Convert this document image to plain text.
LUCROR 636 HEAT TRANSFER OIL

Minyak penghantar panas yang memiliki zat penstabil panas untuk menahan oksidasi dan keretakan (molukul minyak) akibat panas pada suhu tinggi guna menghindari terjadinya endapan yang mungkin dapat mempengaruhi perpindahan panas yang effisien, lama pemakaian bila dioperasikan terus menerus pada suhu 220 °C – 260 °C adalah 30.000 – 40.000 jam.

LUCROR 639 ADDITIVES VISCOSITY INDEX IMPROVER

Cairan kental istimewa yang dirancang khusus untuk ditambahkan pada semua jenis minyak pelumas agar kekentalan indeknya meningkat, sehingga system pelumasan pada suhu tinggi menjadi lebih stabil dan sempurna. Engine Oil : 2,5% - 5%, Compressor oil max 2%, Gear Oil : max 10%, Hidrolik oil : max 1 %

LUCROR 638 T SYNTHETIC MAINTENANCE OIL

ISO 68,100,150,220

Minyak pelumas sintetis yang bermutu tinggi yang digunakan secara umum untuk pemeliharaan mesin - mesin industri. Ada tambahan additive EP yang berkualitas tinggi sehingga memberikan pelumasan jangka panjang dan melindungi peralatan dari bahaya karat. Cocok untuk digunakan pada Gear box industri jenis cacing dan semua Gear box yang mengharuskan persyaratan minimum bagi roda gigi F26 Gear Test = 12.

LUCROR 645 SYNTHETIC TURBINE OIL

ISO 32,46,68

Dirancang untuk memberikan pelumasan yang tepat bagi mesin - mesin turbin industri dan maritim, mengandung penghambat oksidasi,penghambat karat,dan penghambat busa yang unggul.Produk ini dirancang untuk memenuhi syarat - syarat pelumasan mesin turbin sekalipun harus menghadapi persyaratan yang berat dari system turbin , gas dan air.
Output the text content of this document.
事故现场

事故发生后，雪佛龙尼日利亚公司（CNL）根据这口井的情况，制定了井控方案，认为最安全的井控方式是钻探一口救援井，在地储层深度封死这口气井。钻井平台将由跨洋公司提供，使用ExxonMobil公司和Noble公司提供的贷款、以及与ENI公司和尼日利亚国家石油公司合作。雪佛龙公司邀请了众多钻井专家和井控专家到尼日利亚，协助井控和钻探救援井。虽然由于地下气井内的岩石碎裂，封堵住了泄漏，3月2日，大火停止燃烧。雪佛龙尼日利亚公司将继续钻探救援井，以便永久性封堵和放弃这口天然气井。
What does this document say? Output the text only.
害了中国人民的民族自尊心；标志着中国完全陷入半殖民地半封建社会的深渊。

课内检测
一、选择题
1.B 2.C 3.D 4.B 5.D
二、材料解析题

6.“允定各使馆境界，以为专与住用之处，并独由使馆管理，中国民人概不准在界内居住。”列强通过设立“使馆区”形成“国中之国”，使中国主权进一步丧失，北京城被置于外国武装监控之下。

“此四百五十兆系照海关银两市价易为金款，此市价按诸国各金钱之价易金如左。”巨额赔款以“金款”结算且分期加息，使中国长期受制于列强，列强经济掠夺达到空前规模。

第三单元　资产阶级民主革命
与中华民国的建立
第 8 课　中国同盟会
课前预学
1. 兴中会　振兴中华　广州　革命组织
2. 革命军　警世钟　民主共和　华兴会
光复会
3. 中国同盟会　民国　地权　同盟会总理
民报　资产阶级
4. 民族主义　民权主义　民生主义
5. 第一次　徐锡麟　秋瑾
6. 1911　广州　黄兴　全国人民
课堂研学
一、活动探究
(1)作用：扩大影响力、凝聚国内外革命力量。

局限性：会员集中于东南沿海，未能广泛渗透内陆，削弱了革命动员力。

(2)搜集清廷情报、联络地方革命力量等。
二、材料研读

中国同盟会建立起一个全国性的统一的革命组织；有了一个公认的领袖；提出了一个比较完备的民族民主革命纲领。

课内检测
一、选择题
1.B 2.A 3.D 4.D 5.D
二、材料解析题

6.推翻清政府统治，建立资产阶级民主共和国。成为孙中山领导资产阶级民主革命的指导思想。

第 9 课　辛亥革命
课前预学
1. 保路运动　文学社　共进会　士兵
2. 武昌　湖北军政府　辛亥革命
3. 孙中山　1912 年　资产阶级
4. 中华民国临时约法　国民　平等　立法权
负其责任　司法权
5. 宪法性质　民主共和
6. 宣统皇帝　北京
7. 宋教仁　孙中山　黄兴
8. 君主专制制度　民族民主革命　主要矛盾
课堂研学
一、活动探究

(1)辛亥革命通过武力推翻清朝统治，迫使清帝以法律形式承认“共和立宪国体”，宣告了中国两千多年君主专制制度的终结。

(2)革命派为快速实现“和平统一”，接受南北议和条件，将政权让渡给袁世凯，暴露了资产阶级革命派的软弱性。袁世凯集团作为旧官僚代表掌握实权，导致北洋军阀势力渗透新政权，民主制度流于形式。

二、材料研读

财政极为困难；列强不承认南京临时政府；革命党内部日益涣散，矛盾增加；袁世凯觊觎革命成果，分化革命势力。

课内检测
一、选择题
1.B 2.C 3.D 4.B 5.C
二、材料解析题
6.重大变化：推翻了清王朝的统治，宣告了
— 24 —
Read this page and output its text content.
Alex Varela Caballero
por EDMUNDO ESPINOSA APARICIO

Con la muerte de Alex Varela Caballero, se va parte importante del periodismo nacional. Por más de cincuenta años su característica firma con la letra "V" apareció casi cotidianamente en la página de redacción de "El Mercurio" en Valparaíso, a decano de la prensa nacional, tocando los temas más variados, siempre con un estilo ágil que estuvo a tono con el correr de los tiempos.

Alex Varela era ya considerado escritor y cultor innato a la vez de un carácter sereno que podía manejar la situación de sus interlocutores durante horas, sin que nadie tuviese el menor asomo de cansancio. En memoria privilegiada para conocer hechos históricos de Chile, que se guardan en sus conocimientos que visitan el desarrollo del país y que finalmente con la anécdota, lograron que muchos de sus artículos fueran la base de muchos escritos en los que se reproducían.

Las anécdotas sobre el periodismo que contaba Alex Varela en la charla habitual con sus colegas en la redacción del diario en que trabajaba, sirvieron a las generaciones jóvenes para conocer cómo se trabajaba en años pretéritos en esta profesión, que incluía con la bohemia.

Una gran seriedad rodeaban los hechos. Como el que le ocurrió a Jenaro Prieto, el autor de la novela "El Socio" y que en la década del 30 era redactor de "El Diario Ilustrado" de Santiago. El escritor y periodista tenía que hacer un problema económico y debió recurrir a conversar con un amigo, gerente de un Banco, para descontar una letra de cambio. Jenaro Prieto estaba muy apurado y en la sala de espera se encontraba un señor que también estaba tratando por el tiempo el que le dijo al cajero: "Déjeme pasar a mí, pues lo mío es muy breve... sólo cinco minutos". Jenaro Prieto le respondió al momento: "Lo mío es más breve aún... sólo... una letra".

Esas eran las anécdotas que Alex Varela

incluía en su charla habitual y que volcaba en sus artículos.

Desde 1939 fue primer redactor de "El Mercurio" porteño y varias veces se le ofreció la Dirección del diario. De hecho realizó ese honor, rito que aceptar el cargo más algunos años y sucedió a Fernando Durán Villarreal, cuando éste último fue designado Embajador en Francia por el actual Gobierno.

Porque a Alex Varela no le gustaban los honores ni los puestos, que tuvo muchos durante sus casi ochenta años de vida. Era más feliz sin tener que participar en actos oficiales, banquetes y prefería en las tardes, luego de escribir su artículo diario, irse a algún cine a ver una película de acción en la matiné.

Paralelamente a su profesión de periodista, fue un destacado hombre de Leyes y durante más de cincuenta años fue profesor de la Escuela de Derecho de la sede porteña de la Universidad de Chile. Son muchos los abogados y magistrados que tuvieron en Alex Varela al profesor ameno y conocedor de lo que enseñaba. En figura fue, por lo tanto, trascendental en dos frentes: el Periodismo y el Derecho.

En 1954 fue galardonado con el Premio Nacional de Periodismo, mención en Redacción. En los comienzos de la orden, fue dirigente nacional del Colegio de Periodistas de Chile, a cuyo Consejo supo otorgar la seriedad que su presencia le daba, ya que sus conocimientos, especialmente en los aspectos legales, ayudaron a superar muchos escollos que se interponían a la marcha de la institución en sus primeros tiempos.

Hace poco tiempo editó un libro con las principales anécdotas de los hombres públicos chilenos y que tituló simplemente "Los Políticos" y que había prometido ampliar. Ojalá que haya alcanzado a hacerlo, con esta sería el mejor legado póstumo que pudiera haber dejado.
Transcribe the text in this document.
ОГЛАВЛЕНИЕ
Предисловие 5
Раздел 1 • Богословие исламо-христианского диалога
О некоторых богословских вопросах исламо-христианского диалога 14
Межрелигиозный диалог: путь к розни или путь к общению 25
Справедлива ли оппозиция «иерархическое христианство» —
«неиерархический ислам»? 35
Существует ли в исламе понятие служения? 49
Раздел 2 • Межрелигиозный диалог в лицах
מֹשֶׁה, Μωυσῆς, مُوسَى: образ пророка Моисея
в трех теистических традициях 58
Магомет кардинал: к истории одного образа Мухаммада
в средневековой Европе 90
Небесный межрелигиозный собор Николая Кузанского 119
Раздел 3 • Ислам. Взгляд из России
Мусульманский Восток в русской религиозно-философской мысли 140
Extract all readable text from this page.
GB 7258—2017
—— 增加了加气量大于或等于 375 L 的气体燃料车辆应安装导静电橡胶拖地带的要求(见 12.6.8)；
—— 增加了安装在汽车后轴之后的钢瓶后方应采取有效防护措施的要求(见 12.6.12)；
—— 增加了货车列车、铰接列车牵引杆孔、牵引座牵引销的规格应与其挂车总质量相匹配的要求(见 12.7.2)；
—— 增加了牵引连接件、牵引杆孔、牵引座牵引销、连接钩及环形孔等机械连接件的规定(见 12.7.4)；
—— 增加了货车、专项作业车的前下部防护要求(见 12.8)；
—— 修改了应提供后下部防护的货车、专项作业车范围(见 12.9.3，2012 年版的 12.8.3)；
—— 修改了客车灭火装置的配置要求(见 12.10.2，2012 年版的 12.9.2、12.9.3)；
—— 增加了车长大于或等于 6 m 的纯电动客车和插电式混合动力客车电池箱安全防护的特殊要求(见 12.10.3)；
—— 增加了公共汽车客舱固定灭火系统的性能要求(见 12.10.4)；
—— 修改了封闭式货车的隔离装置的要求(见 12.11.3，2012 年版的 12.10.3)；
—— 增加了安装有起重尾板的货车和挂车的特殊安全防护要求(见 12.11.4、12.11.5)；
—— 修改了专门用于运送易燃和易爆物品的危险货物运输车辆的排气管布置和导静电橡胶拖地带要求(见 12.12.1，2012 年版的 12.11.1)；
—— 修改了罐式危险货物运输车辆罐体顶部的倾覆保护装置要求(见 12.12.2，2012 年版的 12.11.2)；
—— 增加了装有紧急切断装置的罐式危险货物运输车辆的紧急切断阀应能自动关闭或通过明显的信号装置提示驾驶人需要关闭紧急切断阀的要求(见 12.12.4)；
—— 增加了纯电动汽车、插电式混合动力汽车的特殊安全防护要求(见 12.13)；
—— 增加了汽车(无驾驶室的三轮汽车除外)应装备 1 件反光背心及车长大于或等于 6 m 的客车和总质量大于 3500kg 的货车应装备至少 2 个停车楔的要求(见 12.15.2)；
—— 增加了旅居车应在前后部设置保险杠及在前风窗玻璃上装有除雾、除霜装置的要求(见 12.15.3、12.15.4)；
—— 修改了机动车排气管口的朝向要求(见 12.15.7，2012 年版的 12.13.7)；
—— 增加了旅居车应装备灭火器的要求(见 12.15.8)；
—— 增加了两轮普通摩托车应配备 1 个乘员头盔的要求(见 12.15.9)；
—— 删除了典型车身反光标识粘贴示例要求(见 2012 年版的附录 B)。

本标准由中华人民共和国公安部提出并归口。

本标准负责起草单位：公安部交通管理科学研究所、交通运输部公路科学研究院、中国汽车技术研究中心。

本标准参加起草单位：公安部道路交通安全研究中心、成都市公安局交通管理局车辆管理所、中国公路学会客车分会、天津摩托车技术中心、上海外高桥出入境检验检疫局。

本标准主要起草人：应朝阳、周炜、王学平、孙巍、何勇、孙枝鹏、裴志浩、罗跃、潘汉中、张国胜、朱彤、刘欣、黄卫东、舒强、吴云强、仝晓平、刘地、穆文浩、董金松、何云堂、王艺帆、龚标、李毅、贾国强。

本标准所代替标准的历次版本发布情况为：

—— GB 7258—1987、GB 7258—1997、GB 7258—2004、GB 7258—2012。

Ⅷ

--- What needs to be done ---
Print only the lines from the one with "Extract all readable text from this page." to the end of the records, both included.

--- Final result ---
Extract all readable text from this page.
GB 7258—2017
—— 增加了加气量大于或等于 375 L 的气体燃料车辆应安装导静电橡胶拖地带的要求(见 12.6.8)；
—— 增加了安装在汽车后轴之后的钢瓶后方应采取有效防护措施的要求(见 12.6.12)；
—— 增加了货车列车、铰接列车牵引杆孔、牵引座牵引销的规格应与其挂车总质量相匹配的要求(见 12.7.2)；
—— 增加了牵引连接件、牵引杆孔、牵引座牵引销、连接钩及环形孔等机械连接件的规定(见 12.7.4)；
—— 增加了货车、专项作业车的前下部防护要求(见 12.8)；
—— 修改了应提供后下部防护的货车、专项作业车范围(见 12.9.3，2012 年版的 12.8.3)；
—— 修改了客车灭火装置的配置要求(见 12.10.2，2012 年版的 12.9.2、12.9.3)；
—— 增加了车长大于或等于 6 m 的纯电动客车和插电式混合动力客车电池箱安全防护的特殊要求(见 12.10.3)；
—— 增加了公共汽车客舱固定灭火系统的性能要求(见 12.10.4)；
—— 修改了封闭式货车的隔离装置的要求(见 12.11.3，2012 年版的 12.10.3)；
—— 增加了安装有起重尾板的货车和挂车的特殊安全防护要求(见 12.11.4、12.11.5)；
—— 修改了专门用于运送易燃和易爆物品的危险货物运输车辆的排气管布置和导静电橡胶拖地带要求(见 12.12.1，2012 年版的 12.11.1)；
—— 修改了罐式危险货物运输车辆罐体顶部的倾覆保护装置要求(见 12.12.2，2012 年版的 12.11.2)；
—— 增加了装有紧急切断装置的罐式危险货物运输车辆的紧急切断阀应能自动关闭或通过明显的信号装置提示驾驶人需要关闭紧急切断阀的要求(见 12.12.4)；
—— 增加了纯电动汽车、插电式混合动力汽车的特殊安全防护要求(见 12.13)；
—— 增加了汽车(无驾驶室的三轮汽车除外)应装备 1 件反光背心及车长大于或等于 6 m 的客车和总质量大于 3500kg 的货车应装备至少 2 个停车楔的要求(见 12.15.2)；
—— 增加了旅居车应在前后部设置保险杠及在前风窗玻璃上装有除雾、除霜装置的要求(见 12.15.3、12.15.4)；
—— 修改了机动车排气管口的朝向要求(见 12.15.7，2012 年版的 12.13.7)；
—— 增加了旅居车应装备灭火器的要求(见 12.15.8)；
—— 增加了两轮普通摩托车应配备 1 个乘员头盔的要求(见 12.15.9)；
—— 删除了典型车身反光标识粘贴示例要求(见 2012 年版的附录 B)。

本标准由中华人民共和国公安部提出并归口。

本标准负责起草单位：公安部交通管理科学研究所、交通运输部公路科学研究院、中国汽车技术研究中心。

本标准参加起草单位：公安部道路交通安全研究中心、成都市公安局交通管理局车辆管理所、中国公路学会客车分会、天津摩托车技术中心、上海外高桥出入境检验检疫局。

本标准主要起草人：应朝阳、周炜、王学平、孙巍、何勇、孙枝鹏、裴志浩、罗跃、潘汉中、张国胜、朱彤、刘欣、黄卫东、舒强、吴云强、仝晓平、刘地、穆文浩、董金松、何云堂、王艺帆、龚标、李毅、贾国强。

本标准所代替标准的历次版本发布情况为：

—— GB 7258—1987、GB 7258—1997、GB 7258—2004、GB 7258—2012。

Ⅷ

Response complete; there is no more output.